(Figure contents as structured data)
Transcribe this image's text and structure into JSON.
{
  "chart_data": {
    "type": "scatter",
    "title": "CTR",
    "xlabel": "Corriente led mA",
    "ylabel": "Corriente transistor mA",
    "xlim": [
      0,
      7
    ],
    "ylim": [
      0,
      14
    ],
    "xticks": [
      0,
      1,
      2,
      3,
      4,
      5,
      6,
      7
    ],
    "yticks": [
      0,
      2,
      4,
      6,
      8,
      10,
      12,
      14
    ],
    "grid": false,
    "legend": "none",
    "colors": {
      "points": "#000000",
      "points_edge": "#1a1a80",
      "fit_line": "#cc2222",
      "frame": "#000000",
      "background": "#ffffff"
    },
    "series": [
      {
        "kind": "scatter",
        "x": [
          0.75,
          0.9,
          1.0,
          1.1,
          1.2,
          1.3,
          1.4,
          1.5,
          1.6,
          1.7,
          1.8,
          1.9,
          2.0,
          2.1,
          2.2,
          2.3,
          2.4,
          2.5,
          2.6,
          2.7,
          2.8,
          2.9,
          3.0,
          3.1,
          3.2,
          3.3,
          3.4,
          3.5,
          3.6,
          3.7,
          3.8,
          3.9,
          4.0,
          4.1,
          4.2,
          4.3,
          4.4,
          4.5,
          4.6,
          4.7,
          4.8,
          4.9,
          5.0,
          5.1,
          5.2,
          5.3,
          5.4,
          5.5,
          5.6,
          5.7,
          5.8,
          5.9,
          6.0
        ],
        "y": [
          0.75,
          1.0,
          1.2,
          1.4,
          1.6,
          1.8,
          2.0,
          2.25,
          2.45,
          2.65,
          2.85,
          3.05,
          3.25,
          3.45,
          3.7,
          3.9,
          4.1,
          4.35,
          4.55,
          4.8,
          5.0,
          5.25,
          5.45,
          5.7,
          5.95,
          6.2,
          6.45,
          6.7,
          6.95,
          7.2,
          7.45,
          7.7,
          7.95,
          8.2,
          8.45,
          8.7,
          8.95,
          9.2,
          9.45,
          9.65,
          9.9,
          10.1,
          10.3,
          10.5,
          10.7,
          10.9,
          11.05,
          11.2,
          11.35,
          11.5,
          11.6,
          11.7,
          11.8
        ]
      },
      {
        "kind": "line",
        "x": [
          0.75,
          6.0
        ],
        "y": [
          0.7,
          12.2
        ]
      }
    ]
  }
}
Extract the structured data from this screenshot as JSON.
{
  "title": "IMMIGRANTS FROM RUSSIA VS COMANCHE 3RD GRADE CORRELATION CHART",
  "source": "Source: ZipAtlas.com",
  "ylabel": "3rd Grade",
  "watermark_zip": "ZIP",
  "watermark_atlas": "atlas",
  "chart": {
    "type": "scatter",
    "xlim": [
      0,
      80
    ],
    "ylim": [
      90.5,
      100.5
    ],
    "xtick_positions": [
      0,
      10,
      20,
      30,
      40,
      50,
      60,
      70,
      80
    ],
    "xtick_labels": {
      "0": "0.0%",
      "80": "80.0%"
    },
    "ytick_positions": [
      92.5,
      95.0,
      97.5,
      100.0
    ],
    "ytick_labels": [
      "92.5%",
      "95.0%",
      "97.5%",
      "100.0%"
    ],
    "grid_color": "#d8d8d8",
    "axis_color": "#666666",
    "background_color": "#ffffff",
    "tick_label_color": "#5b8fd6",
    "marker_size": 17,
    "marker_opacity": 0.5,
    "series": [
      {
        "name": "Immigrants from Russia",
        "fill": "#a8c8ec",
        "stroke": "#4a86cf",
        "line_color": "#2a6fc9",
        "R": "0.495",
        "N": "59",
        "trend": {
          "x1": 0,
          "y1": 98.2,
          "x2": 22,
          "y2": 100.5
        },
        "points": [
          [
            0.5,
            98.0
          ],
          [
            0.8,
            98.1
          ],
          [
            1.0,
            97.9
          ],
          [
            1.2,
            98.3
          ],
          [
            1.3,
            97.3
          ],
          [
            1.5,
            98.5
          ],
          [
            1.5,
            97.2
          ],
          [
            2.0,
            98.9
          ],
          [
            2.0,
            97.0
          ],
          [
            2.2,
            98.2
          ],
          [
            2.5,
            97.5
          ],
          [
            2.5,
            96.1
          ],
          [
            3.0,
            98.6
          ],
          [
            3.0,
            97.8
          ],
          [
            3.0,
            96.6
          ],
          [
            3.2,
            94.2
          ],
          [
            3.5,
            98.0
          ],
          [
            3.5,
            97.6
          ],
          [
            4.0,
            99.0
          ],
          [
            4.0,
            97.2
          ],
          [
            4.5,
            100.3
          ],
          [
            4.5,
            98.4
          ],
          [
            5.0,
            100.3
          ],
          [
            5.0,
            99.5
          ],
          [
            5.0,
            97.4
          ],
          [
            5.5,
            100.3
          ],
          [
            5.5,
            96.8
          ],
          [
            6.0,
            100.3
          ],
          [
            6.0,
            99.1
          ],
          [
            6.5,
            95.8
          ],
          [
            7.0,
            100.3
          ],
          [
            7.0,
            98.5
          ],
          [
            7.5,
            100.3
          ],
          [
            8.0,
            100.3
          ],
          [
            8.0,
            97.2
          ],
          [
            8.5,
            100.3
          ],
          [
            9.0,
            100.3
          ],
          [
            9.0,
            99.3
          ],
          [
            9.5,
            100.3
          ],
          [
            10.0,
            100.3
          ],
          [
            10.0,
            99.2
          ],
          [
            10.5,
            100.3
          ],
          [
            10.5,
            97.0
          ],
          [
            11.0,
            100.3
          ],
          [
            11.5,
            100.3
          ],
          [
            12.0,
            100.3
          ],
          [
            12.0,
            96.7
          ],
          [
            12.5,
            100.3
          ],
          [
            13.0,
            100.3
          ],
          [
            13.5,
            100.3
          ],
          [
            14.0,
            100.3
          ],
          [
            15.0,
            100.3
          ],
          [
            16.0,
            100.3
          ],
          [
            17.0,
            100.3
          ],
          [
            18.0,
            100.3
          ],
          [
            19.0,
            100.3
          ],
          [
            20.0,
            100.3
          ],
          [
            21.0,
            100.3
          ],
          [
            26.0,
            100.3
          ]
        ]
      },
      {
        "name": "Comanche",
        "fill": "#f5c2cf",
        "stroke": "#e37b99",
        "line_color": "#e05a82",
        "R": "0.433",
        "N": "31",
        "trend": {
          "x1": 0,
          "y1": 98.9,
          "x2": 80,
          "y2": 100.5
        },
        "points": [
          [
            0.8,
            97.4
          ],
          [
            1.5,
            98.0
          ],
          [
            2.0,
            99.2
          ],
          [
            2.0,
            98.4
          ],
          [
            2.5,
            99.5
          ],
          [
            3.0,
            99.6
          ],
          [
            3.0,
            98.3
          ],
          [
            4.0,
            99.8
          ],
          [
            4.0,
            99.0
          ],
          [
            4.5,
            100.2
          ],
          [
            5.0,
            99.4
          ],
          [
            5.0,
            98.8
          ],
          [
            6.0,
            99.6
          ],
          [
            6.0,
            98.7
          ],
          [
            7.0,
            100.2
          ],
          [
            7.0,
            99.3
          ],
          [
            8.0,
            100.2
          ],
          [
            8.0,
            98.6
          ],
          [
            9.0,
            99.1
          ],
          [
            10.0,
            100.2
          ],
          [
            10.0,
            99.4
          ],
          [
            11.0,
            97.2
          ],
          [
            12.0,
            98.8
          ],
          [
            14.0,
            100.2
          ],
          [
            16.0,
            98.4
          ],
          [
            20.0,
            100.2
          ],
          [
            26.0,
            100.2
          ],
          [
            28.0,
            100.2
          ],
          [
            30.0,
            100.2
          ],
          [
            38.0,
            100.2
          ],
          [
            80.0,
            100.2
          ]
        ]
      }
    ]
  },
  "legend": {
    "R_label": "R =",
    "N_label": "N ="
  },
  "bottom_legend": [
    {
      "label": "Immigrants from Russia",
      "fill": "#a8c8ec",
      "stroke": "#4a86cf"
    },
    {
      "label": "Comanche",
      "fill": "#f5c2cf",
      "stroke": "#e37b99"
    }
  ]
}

REQUIREMENTS: Pull out every line containing "name".

TASK SOLUTION:
        "name": "Immigrants from Russia",
        "name": "Comanche",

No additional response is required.